*Do this*
Write out every record below exactly as it appears.

Start of Data entries

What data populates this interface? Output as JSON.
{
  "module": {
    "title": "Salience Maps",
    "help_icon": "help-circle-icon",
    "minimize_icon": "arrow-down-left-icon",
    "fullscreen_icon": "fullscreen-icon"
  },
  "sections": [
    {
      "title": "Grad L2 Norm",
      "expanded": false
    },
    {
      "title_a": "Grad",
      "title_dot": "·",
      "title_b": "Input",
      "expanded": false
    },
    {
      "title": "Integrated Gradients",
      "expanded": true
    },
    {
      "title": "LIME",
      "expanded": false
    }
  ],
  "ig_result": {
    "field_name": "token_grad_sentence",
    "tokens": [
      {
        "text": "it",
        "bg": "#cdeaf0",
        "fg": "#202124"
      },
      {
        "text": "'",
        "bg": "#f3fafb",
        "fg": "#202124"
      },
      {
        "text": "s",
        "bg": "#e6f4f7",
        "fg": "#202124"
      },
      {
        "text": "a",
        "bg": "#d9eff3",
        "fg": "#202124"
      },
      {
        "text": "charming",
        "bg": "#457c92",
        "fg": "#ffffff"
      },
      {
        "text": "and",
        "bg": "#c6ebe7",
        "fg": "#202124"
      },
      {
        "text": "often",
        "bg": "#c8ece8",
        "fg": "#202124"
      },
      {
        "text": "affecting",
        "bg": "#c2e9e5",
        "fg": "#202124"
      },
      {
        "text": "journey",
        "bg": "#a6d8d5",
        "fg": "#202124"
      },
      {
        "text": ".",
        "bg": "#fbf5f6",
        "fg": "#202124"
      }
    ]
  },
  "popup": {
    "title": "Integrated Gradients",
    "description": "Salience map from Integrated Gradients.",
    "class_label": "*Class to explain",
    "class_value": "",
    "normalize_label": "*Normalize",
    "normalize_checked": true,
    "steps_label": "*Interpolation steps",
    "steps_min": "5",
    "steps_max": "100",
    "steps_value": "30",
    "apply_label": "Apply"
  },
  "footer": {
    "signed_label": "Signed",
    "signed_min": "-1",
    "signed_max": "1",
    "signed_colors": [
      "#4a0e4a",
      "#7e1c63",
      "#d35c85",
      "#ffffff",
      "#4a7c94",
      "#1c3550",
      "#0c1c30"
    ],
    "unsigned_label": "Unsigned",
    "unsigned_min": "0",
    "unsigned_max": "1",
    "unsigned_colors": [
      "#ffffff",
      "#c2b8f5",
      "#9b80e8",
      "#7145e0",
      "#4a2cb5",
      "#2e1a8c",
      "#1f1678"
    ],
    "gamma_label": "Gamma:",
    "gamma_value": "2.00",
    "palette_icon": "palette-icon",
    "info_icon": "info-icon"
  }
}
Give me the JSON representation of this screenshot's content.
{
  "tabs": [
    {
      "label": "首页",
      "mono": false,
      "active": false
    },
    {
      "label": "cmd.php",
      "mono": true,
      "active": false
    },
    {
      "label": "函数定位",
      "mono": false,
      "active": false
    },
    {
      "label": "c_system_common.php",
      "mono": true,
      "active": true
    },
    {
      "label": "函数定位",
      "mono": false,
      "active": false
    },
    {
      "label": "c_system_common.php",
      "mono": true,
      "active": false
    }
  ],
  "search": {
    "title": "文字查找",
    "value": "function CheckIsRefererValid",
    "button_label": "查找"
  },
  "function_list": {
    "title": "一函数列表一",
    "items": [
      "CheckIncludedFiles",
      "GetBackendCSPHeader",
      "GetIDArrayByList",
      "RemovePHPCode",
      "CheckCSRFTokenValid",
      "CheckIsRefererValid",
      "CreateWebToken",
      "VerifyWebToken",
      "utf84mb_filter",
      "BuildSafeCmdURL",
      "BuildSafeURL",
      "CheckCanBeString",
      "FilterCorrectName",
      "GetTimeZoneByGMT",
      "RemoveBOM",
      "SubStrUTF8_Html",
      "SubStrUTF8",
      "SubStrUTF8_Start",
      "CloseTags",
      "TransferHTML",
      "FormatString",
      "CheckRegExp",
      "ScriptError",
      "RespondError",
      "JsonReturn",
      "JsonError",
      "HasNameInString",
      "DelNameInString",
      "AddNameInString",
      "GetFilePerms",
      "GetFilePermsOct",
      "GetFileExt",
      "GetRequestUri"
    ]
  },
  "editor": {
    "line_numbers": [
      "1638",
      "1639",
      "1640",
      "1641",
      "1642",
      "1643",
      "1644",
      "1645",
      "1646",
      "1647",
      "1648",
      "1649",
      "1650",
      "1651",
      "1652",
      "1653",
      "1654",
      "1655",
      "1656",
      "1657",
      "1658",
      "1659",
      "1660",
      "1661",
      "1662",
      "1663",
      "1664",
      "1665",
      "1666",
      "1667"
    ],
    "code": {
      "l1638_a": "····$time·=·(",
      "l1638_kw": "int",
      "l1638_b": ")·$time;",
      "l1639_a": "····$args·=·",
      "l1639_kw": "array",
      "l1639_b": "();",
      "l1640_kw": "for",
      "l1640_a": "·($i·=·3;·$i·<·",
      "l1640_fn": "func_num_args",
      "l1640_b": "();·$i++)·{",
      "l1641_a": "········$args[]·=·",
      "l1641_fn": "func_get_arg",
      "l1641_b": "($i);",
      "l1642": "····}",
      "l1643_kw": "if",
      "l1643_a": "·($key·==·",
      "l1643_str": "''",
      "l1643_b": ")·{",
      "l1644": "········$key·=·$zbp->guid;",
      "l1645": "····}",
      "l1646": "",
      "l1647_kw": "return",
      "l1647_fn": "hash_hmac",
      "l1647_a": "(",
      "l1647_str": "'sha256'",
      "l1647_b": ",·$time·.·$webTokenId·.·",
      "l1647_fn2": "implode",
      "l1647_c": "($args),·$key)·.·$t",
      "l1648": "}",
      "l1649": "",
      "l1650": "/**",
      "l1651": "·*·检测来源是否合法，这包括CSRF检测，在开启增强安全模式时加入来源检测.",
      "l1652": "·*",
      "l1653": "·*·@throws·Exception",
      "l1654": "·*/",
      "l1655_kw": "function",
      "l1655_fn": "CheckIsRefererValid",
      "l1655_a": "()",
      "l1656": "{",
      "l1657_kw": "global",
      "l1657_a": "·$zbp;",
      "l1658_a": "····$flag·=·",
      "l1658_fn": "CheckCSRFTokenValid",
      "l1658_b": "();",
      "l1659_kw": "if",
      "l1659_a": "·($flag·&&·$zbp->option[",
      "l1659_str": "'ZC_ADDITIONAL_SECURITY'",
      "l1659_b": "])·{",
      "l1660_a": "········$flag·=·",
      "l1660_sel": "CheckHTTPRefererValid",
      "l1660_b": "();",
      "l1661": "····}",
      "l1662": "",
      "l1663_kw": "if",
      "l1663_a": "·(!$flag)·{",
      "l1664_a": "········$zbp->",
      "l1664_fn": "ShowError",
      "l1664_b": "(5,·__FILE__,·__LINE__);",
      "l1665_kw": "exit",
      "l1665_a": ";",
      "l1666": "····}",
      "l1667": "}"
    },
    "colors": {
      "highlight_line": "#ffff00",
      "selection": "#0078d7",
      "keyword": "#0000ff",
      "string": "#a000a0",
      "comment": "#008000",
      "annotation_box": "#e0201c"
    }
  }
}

End of Data entries

*Task response*
What data populates this interface? Output as JSON.
{
  "module": {
    "title": "Salience Maps",
    "help_icon": "help-circle-icon",
    "minimize_icon": "arrow-down-left-icon",
    "fullscreen_icon": "fullscreen-icon"
  },
  "sections": [
    {
      "title": "Grad L2 Norm",
      "expanded": false
    },
    {
      "title_a": "Grad",
      "title_dot": "·",
      "title_b": "Input",
      "expanded": false
    },
    {
      "title": "Integrated Gradients",
      "expanded": true
    },
    {
      "title": "LIME",
      "expanded": false
    }
  ],
  "ig_result": {
    "field_name": "token_grad_sentence",
    "tokens": [
      {
        "text": "it",
        "bg": "#cdeaf0",
        "fg": "#202124"
      },
      {
        "text": "'",
        "bg": "#f3fafb",
        "fg": "#202124"
      },
      {
        "text": "s",
        "bg": "#e6f4f7",
        "fg": "#202124"
      },
      {
        "text": "a",
        "bg": "#d9eff3",
        "fg": "#202124"
      },
      {
        "text": "charming",
        "bg": "#457c92",
        "fg": "#ffffff"
      },
      {
        "text": "and",
        "bg": "#c6ebe7",
        "fg": "#202124"
      },
      {
        "text": "often",
        "bg": "#c8ece8",
        "fg": "#202124"
      },
      {
        "text": "affecting",
        "bg": "#c2e9e5",
        "fg": "#202124"
      },
      {
        "text": "journey",
        "bg": "#a6d8d5",
        "fg": "#202124"
      },
      {
        "text": ".",
        "bg": "#fbf5f6",
        "fg": "#202124"
      }
    ]
  },
  "popup": {
    "title": "Integrated Gradients",
    "description": "Salience map from Integrated Gradients.",
    "class_label": "*Class to explain",
    "class_value": "",
    "normalize_label": "*Normalize",
    "normalize_checked": true,
    "steps_label": "*Interpolation steps",
    "steps_min": "5",
    "steps_max": "100",
    "steps_value": "30",
    "apply_label": "Apply"
  },
  "footer": {
    "signed_label": "Signed",
    "signed_min": "-1",
    "signed_max": "1",
    "signed_colors": [
      "#4a0e4a",
      "#7e1c63",
      "#d35c85",
      "#ffffff",
      "#4a7c94",
      "#1c3550",
      "#0c1c30"
    ],
    "unsigned_label": "Unsigned",
    "unsigned_min": "0",
    "unsigned_max": "1",
    "unsigned_colors": [
      "#ffffff",
      "#c2b8f5",
      "#9b80e8",
      "#7145e0",
      "#4a2cb5",
      "#2e1a8c",
      "#1f1678"
    ],
    "gamma_label": "Gamma:",
    "gamma_value": "2.00",
    "palette_icon": "palette-icon",
    "info_icon": "info-icon"
  }
}
Give me the JSON representation of this screenshot's content.
{
  "tabs": [
    {
      "label": "首页",
      "mono": false,
      "active": false
    },
    {
      "label": "cmd.php",
      "mono": true,
      "active": false
    },
    {
      "label": "函数定位",
      "mono": false,
      "active": false
    },
    {
      "label": "c_system_common.php",
      "mono": true,
      "active": true
    },
    {
      "label": "函数定位",
      "mono": false,
      "active": false
    },
    {
      "label": "c_system_common.php",
      "mono": true,
      "active": false
    }
  ],
  "search": {
    "title": "文字查找",
    "value": "function CheckIsRefererValid",
    "button_label": "查找"
  },
  "function_list": {
    "title": "一函数列表一",
    "items": [
      "CheckIncludedFiles",
      "GetBackendCSPHeader",
      "GetIDArrayByList",
      "RemovePHPCode",
      "CheckCSRFTokenValid",
      "CheckIsRefererValid",
      "CreateWebToken",
      "VerifyWebToken",
      "utf84mb_filter",
      "BuildSafeCmdURL",
      "BuildSafeURL",
      "CheckCanBeString",
      "FilterCorrectName",
      "GetTimeZoneByGMT",
      "RemoveBOM",
      "SubStrUTF8_Html",
      "SubStrUTF8",
      "SubStrUTF8_Start",
      "CloseTags",
      "TransferHTML",
      "FormatString",
      "CheckRegExp",
      "ScriptError",
      "RespondError",
      "JsonReturn",
      "JsonError",
      "HasNameInString",
      "DelNameInString",
      "AddNameInString",
      "GetFilePerms",
      "GetFilePermsOct",
      "GetFileExt",
      "GetRequestUri"
    ]
  },
  "editor": {
    "line_numbers": [
      "1638",
      "1639",
      "1640",
      "1641",
      "1642",
      "1643",
      "1644",
      "1645",
      "1646",
      "1647",
      "1648",
      "1649",
      "1650",
      "1651",
      "1652",
      "1653",
      "1654",
      "1655",
      "1656",
      "1657",
      "1658",
      "1659",
      "1660",
      "1661",
      "1662",
      "1663",
      "1664",
      "1665",
      "1666",
      "1667"
    ],
    "code": {
      "l1638_a": "····$time·=·(",
      "l1638_kw": "int",
      "l1638_b": ")·$time;",
      "l1639_a": "····$args·=·",
      "l1639_kw": "array",
      "l1639_b": "();",
      "l1640_kw": "for",
      "l1640_a": "·($i·=·3;·$i·<·",
      "l1640_fn": "func_num_args",
      "l1640_b": "();·$i++)·{",
      "l1641_a": "········$args[]·=·",
      "l1641_fn": "func_get_arg",
      "l1641_b": "($i);",
      "l1642": "····}",
      "l1643_kw": "if",
      "l1643_a": "·($key·==·",
      "l1643_str": "''",
      "l1643_b": ")·{",
      "l1644": "········$key·=·$zbp->guid;",
      "l1645": "····}",
      "l1646": "",
      "l1647_kw": "return",
      "l1647_fn": "hash_hmac",
      "l1647_a": "(",
      "l1647_str": "'sha256'",
      "l1647_b": ",·$time·.·$webTokenId·.·",
      "l1647_fn2": "implode",
      "l1647_c": "($args),·$key)·.·$t",
      "l1648": "}",
      "l1649": "",
      "l1650": "/**",
      "l1651": "·*·检测来源是否合法，这包括CSRF检测，在开启增强安全模式时加入来源检测.",
      "l1652": "·*",
      "l1653": "·*·@throws·Exception",
      "l1654": "·*/",
      "l1655_kw": "function",
      "l1655_fn": "CheckIsRefererValid",
      "l1655_a": "()",
      "l1656": "{",
      "l1657_kw": "global",
      "l1657_a": "·$zbp;",
      "l1658_a": "····$flag·=·",
      "l1658_fn": "CheckCSRFTokenValid",
      "l1658_b": "();",
      "l1659_kw": "if",
      "l1659_a": "·($flag·&&·$zbp->option[",
      "l1659_str": "'ZC_ADDITIONAL_SECURITY'",
      "l1659_b": "])·{",
      "l1660_a": "········$flag·=·",
      "l1660_sel": "CheckHTTPRefererValid",
      "l1660_b": "();",
      "l1661": "····}",
      "l1662": "",
      "l1663_kw": "if",
      "l1663_a": "·(!$flag)·{",
      "l1664_a": "········$zbp->",
      "l1664_fn": "ShowError",
      "l1664_b": "(5,·__FILE__,·__LINE__);",
      "l1665_kw": "exit",
      "l1665_a": ";",
      "l1666": "····}",
      "l1667": "}"
    },
    "colors": {
      "highlight_line": "#ffff00",
      "selection": "#0078d7",
      "keyword": "#0000ff",
      "string": "#a000a0",
      "comment": "#008000",
      "annotation_box": "#e0201c"
    }
  }
}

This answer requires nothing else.